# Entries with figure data

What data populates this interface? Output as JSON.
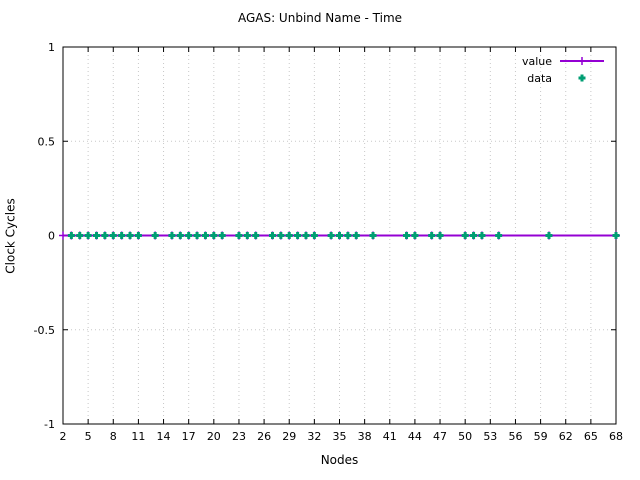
{
  "title": "AGAS: Unbind Name - Time",
  "colors": {
    "value_series": "#9400D3",
    "data_series": "#009E73",
    "grid": "#c8c8c8",
    "axis": "#000000",
    "background": "#ffffff"
  },
  "chart_data": {
    "type": "line",
    "title": "AGAS: Unbind Name - Time",
    "xlabel": "Nodes",
    "ylabel": "Clock Cycles",
    "xlim": [
      2,
      68
    ],
    "ylim": [
      -1,
      1
    ],
    "xticks": [
      2,
      5,
      8,
      11,
      14,
      17,
      20,
      23,
      26,
      29,
      32,
      35,
      38,
      41,
      44,
      47,
      50,
      53,
      56,
      59,
      62,
      65,
      68
    ],
    "yticks": [
      -1,
      -0.5,
      0,
      0.5,
      1
    ],
    "grid": true,
    "legend_position": "top-right-inside",
    "series": [
      {
        "name": "value",
        "render": "line+marker",
        "marker": "plus",
        "color": "#9400D3",
        "x": [
          2,
          3,
          4,
          5,
          6,
          7,
          8,
          9,
          10,
          11,
          13,
          15,
          16,
          17,
          18,
          19,
          20,
          21,
          23,
          24,
          25,
          27,
          28,
          29,
          30,
          31,
          32,
          34,
          35,
          36,
          37,
          39,
          43,
          44,
          46,
          47,
          50,
          51,
          52,
          54,
          60,
          68
        ],
        "y": 0
      },
      {
        "name": "data",
        "render": "scatter",
        "marker": "asterisk",
        "color": "#009E73",
        "x": [
          3,
          4,
          5,
          6,
          7,
          8,
          9,
          10,
          11,
          13,
          15,
          16,
          17,
          18,
          19,
          20,
          21,
          23,
          24,
          25,
          27,
          28,
          29,
          30,
          31,
          32,
          34,
          35,
          36,
          37,
          39,
          43,
          44,
          46,
          47,
          50,
          51,
          52,
          54,
          60,
          68
        ],
        "y": 0
      }
    ]
  }
}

# Exercise aim
Show every line from the listing above in which the string "AGAS" appears.

# Right answer
  "title": "AGAS: Unbind Name - Time",
    "title": "AGAS: Unbind Name - Time",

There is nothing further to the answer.